▶ **PROBLEM**: Reproduce all the lines exactly as they stand, apart from the pictures.

▶ **Stored data entries**:
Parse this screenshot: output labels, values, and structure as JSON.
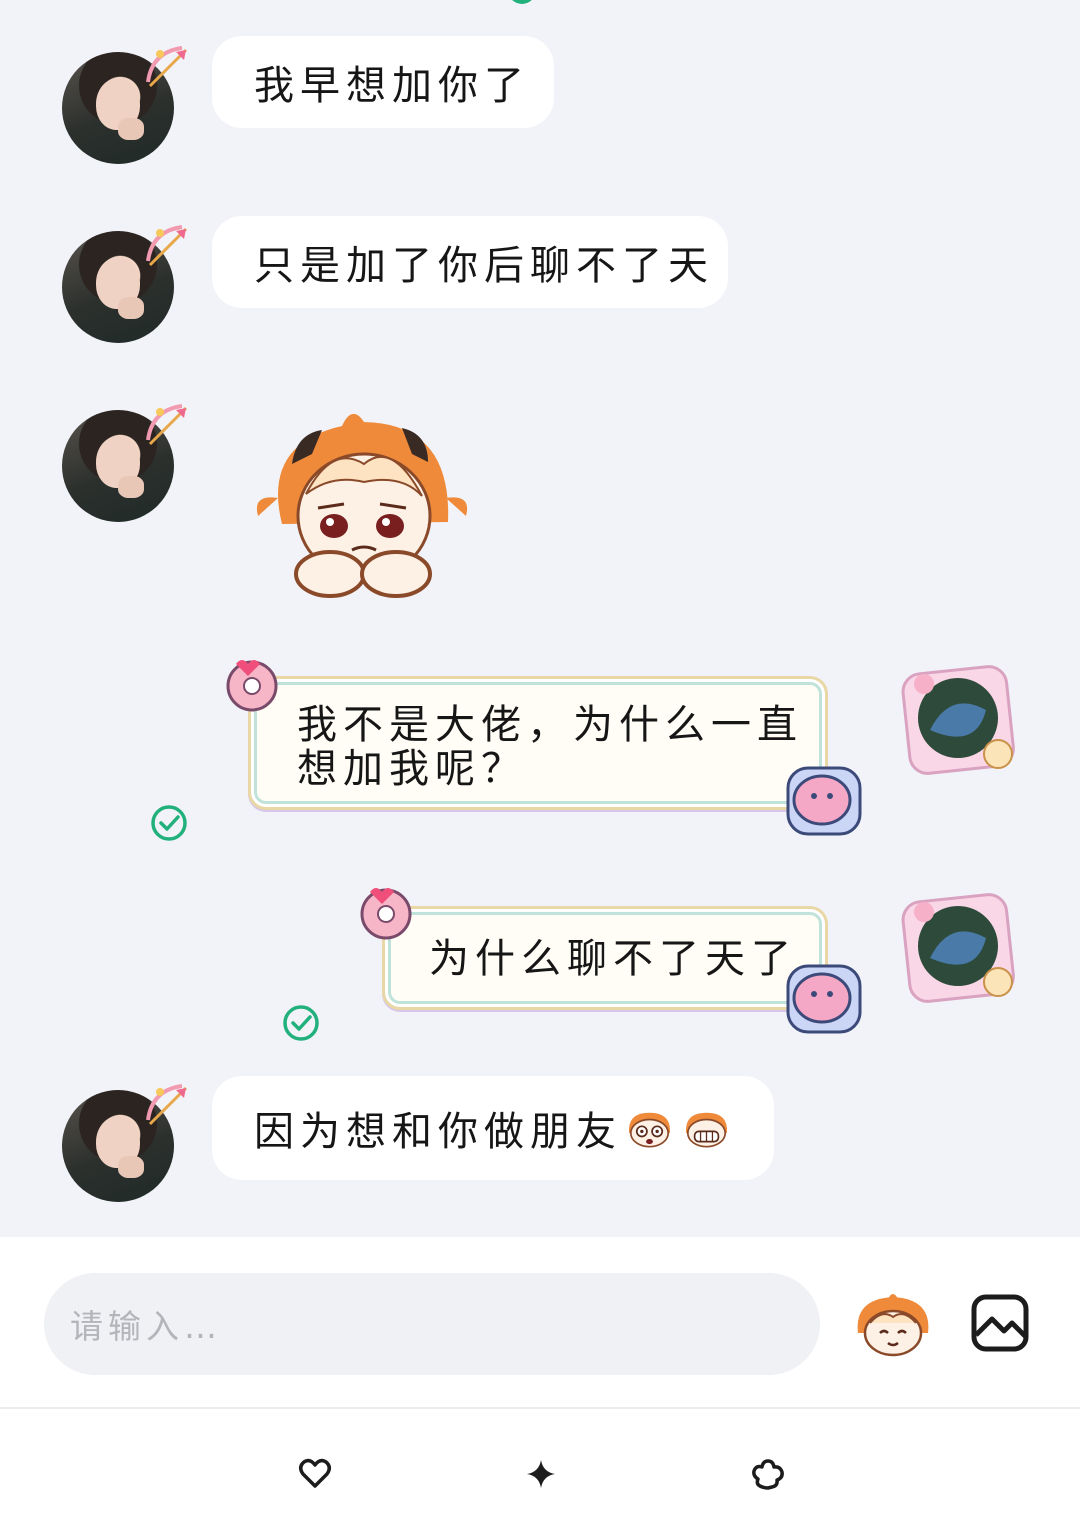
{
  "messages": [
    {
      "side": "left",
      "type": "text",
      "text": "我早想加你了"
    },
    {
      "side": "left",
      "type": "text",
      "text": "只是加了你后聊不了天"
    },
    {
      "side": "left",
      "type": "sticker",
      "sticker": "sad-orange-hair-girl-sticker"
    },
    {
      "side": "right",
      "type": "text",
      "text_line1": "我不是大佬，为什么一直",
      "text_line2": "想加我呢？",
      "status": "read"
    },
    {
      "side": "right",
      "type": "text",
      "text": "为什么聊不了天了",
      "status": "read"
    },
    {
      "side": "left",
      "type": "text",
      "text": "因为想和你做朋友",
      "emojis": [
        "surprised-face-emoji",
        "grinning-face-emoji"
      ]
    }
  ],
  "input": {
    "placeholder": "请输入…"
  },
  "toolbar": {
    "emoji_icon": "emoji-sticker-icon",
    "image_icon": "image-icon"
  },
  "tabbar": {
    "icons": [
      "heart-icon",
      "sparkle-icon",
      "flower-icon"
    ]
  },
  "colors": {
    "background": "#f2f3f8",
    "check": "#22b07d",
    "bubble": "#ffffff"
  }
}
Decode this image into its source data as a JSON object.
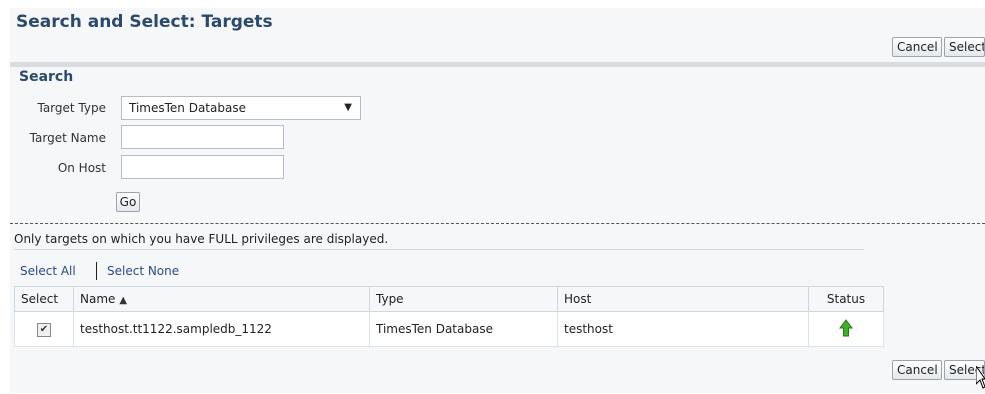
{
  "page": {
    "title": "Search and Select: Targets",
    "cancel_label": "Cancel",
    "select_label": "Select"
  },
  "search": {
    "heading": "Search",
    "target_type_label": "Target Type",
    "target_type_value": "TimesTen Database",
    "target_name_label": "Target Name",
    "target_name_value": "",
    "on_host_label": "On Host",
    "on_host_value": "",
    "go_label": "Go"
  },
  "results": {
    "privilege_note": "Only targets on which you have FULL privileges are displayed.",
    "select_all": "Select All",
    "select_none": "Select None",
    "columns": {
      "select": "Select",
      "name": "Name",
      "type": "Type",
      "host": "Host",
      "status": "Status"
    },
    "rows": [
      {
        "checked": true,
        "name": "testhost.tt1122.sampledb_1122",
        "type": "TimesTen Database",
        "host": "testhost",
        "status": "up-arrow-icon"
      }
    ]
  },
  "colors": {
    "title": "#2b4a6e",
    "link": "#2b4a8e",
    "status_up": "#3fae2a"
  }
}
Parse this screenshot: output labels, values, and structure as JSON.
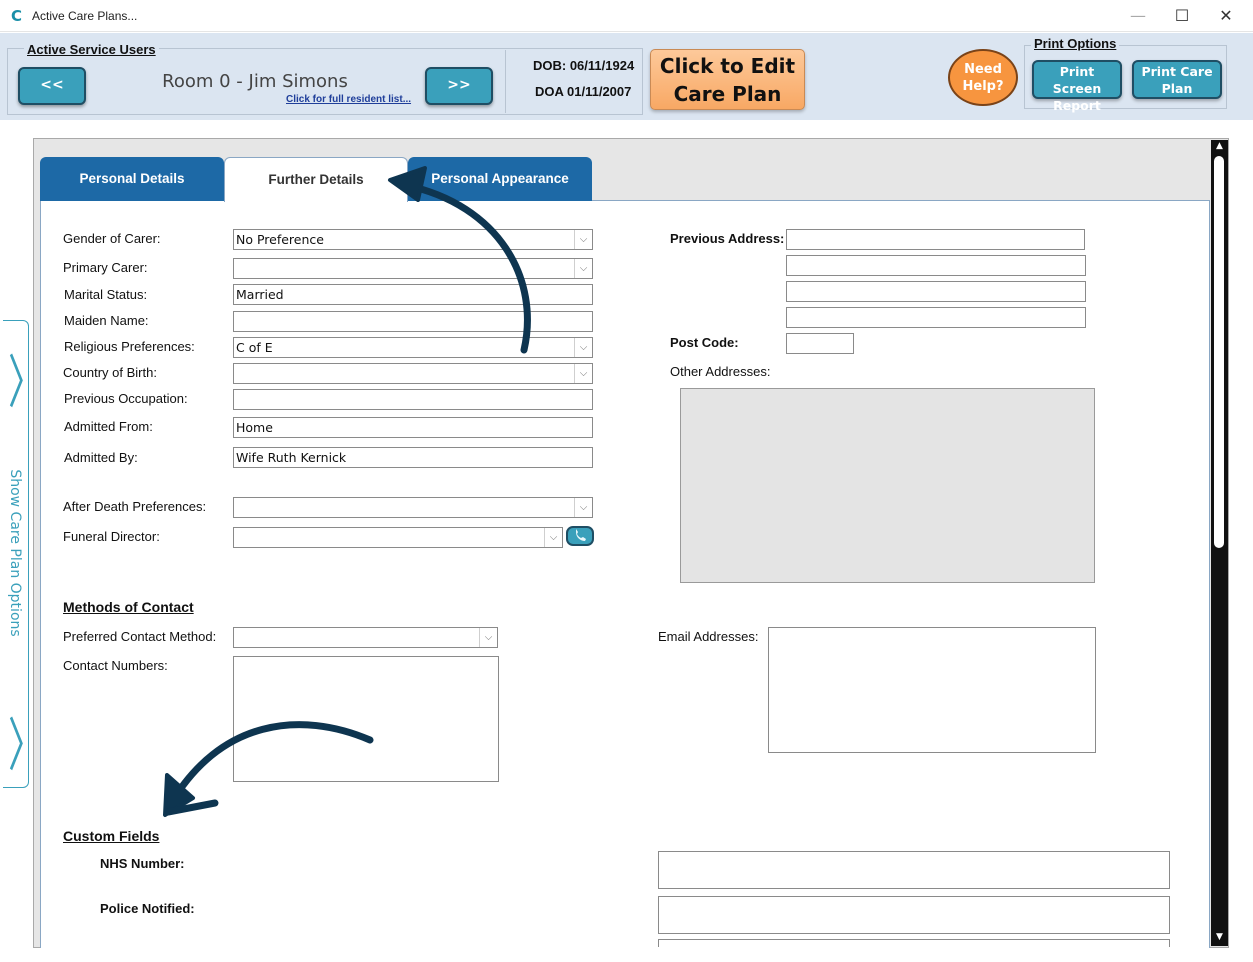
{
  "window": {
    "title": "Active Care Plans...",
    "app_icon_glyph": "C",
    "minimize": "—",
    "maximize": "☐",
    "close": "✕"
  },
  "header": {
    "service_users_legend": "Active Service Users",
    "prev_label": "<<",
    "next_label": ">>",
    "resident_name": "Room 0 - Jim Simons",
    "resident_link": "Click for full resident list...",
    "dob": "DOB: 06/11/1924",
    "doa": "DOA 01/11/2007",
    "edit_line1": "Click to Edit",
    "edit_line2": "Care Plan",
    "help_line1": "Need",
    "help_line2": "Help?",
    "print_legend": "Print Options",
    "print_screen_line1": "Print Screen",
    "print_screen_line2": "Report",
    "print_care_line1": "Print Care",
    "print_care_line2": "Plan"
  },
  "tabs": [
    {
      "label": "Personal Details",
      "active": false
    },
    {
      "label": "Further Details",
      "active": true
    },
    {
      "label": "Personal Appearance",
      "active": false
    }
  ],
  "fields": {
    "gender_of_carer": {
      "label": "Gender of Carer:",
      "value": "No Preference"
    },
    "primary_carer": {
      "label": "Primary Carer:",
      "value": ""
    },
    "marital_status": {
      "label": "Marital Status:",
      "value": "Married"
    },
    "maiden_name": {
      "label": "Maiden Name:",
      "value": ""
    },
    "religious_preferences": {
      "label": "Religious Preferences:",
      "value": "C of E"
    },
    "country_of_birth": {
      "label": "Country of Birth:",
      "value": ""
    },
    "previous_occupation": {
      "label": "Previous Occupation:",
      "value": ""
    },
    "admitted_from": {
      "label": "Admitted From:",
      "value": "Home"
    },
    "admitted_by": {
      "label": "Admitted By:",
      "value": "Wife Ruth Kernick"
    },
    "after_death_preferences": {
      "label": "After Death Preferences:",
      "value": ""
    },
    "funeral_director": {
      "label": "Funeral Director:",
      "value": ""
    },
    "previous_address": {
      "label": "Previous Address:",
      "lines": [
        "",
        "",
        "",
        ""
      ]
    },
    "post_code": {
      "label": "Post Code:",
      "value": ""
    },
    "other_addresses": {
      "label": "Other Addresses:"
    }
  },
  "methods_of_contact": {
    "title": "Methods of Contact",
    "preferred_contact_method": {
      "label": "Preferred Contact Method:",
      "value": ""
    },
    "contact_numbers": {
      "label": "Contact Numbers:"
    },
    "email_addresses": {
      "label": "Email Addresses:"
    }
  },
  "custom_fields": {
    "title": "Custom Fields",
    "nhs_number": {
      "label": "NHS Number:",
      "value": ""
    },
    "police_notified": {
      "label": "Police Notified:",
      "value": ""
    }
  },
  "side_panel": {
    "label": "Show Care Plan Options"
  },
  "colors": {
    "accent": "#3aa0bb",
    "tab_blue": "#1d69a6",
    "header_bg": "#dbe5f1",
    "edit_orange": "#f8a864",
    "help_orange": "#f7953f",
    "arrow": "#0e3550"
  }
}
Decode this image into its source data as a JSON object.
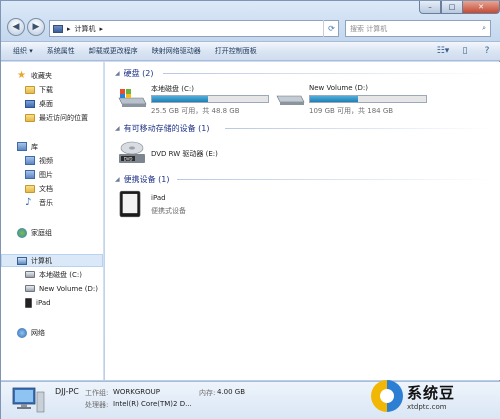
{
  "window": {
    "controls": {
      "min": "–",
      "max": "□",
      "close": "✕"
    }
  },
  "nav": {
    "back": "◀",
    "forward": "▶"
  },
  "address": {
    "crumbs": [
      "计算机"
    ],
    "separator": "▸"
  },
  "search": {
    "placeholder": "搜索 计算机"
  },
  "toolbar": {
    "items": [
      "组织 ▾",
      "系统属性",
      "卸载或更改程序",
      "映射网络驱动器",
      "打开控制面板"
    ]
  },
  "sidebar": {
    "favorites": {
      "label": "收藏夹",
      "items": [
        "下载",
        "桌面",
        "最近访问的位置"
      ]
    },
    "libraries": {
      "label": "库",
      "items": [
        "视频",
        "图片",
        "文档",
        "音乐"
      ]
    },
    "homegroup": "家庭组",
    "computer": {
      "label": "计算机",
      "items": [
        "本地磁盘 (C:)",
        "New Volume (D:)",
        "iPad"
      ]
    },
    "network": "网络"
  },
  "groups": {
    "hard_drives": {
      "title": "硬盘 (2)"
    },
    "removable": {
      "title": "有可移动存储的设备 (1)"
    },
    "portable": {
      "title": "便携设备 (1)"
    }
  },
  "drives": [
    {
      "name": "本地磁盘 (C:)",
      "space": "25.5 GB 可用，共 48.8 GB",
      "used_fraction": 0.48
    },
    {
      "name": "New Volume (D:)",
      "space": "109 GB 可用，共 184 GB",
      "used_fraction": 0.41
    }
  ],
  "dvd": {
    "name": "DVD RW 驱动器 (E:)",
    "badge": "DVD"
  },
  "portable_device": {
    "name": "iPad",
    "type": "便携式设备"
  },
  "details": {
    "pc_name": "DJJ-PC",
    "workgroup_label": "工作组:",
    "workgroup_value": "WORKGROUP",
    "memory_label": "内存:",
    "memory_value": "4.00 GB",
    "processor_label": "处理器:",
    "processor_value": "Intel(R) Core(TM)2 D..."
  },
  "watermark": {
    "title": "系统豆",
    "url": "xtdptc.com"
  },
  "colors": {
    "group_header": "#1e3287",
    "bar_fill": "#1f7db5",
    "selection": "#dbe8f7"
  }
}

▶ **CORRECT RESPONSE**:
Parse this screenshot: output labels, values, and structure as JSON.
{
  "messages": [
    {
      "side": "left",
      "type": "text",
      "text": "我早想加你了"
    },
    {
      "side": "left",
      "type": "text",
      "text": "只是加了你后聊不了天"
    },
    {
      "side": "left",
      "type": "sticker",
      "sticker": "sad-orange-hair-girl-sticker"
    },
    {
      "side": "right",
      "type": "text",
      "text_line1": "我不是大佬，为什么一直",
      "text_line2": "想加我呢？",
      "status": "read"
    },
    {
      "side": "right",
      "type": "text",
      "text": "为什么聊不了天了",
      "status": "read"
    },
    {
      "side": "left",
      "type": "text",
      "text": "因为想和你做朋友",
      "emojis": [
        "surprised-face-emoji",
        "grinning-face-emoji"
      ]
    }
  ],
  "input": {
    "placeholder": "请输入…"
  },
  "toolbar": {
    "emoji_icon": "emoji-sticker-icon",
    "image_icon": "image-icon"
  },
  "tabbar": {
    "icons": [
      "heart-icon",
      "sparkle-icon",
      "flower-icon"
    ]
  },
  "colors": {
    "background": "#f2f3f8",
    "check": "#22b07d",
    "bubble": "#ffffff"
  }
}
Decode this image into its source data as a JSON object.
{
  "page": {
    "title": "Search and Select: Targets",
    "cancel_label": "Cancel",
    "select_label": "Select"
  },
  "search": {
    "heading": "Search",
    "target_type_label": "Target Type",
    "target_type_value": "TimesTen Database",
    "target_name_label": "Target Name",
    "target_name_value": "",
    "on_host_label": "On Host",
    "on_host_value": "",
    "go_label": "Go"
  },
  "results": {
    "privilege_note": "Only targets on which you have FULL privileges are displayed.",
    "select_all": "Select All",
    "select_none": "Select None",
    "columns": {
      "select": "Select",
      "name": "Name",
      "type": "Type",
      "host": "Host",
      "status": "Status"
    },
    "rows": [
      {
        "checked": true,
        "name": "testhost.tt1122.sampledb_1122",
        "type": "TimesTen Database",
        "host": "testhost",
        "status": "up-arrow-icon"
      }
    ]
  },
  "colors": {
    "title": "#2b4a6e",
    "link": "#2b4a8e",
    "status_up": "#3fae2a"
  }
}
Parse this screenshot: output labels, values, and structure as JSON.
{
  "window": {
    "title": "Active Care Plans...",
    "app_icon_glyph": "C",
    "minimize": "—",
    "maximize": "☐",
    "close": "✕"
  },
  "header": {
    "service_users_legend": "Active Service Users",
    "prev_label": "<<",
    "next_label": ">>",
    "resident_name": "Room 0 - Jim Simons",
    "resident_link": "Click for full resident list...",
    "dob": "DOB: 06/11/1924",
    "doa": "DOA 01/11/2007",
    "edit_line1": "Click to Edit",
    "edit_line2": "Care Plan",
    "help_line1": "Need",
    "help_line2": "Help?",
    "print_legend": "Print Options",
    "print_screen_line1": "Print Screen",
    "print_screen_line2": "Report",
    "print_care_line1": "Print Care",
    "print_care_line2": "Plan"
  },
  "tabs": [
    {
      "label": "Personal Details",
      "active": false
    },
    {
      "label": "Further Details",
      "active": true
    },
    {
      "label": "Personal Appearance",
      "active": false
    }
  ],
  "fields": {
    "gender_of_carer": {
      "label": "Gender of Carer:",
      "value": "No Preference"
    },
    "primary_carer": {
      "label": "Primary Carer:",
      "value": ""
    },
    "marital_status": {
      "label": "Marital Status:",
      "value": "Married"
    },
    "maiden_name": {
      "label": "Maiden Name:",
      "value": ""
    },
    "religious_preferences": {
      "label": "Religious Preferences:",
      "value": "C of E"
    },
    "country_of_birth": {
      "label": "Country of Birth:",
      "value": ""
    },
    "previous_occupation": {
      "label": "Previous Occupation:",
      "value": ""
    },
    "admitted_from": {
      "label": "Admitted From:",
      "value": "Home"
    },
    "admitted_by": {
      "label": "Admitted By:",
      "value": "Wife Ruth Kernick"
    },
    "after_death_preferences": {
      "label": "After Death Preferences:",
      "value": ""
    },
    "funeral_director": {
      "label": "Funeral Director:",
      "value": ""
    },
    "previous_address": {
      "label": "Previous Address:",
      "lines": [
        "",
        "",
        "",
        ""
      ]
    },
    "post_code": {
      "label": "Post Code:",
      "value": ""
    },
    "other_addresses": {
      "label": "Other Addresses:"
    }
  },
  "methods_of_contact": {
    "title": "Methods of Contact",
    "preferred_contact_method": {
      "label": "Preferred Contact Method:",
      "value": ""
    },
    "contact_numbers": {
      "label": "Contact Numbers:"
    },
    "email_addresses": {
      "label": "Email Addresses:"
    }
  },
  "custom_fields": {
    "title": "Custom Fields",
    "nhs_number": {
      "label": "NHS Number:",
      "value": ""
    },
    "police_notified": {
      "label": "Police Notified:",
      "value": ""
    }
  },
  "side_panel": {
    "label": "Show Care Plan Options"
  },
  "colors": {
    "accent": "#3aa0bb",
    "tab_blue": "#1d69a6",
    "header_bg": "#dbe5f1",
    "edit_orange": "#f8a864",
    "help_orange": "#f7953f",
    "arrow": "#0e3550"
  }
}
Decode this image into its source data as a JSON object.
{
  "window": {
    "controls": {
      "min": "–",
      "max": "□",
      "close": "✕"
    }
  },
  "nav": {
    "back": "◀",
    "forward": "▶"
  },
  "address": {
    "crumbs": [
      "计算机"
    ],
    "separator": "▸"
  },
  "search": {
    "placeholder": "搜索 计算机"
  },
  "toolbar": {
    "items": [
      "组织 ▾",
      "系统属性",
      "卸载或更改程序",
      "映射网络驱动器",
      "打开控制面板"
    ]
  },
  "sidebar": {
    "favorites": {
      "label": "收藏夹",
      "items": [
        "下载",
        "桌面",
        "最近访问的位置"
      ]
    },
    "libraries": {
      "label": "库",
      "items": [
        "视频",
        "图片",
        "文档",
        "音乐"
      ]
    },
    "homegroup": "家庭组",
    "computer": {
      "label": "计算机",
      "items": [
        "本地磁盘 (C:)",
        "New Volume (D:)",
        "iPad"
      ]
    },
    "network": "网络"
  },
  "groups": {
    "hard_drives": {
      "title": "硬盘 (2)"
    },
    "removable": {
      "title": "有可移动存储的设备 (1)"
    },
    "portable": {
      "title": "便携设备 (1)"
    }
  },
  "drives": [
    {
      "name": "本地磁盘 (C:)",
      "space": "25.5 GB 可用，共 48.8 GB",
      "used_fraction": 0.48
    },
    {
      "name": "New Volume (D:)",
      "space": "109 GB 可用，共 184 GB",
      "used_fraction": 0.41
    }
  ],
  "dvd": {
    "name": "DVD RW 驱动器 (E:)",
    "badge": "DVD"
  },
  "portable_device": {
    "name": "iPad",
    "type": "便携式设备"
  },
  "details": {
    "pc_name": "DJJ-PC",
    "workgroup_label": "工作组:",
    "workgroup_value": "WORKGROUP",
    "memory_label": "内存:",
    "memory_value": "4.00 GB",
    "processor_label": "处理器:",
    "processor_value": "Intel(R) Core(TM)2 D..."
  },
  "watermark": {
    "title": "系统豆",
    "url": "xtdptc.com"
  },
  "colors": {
    "group_header": "#1e3287",
    "bar_fill": "#1f7db5",
    "selection": "#dbe8f7"
  }
}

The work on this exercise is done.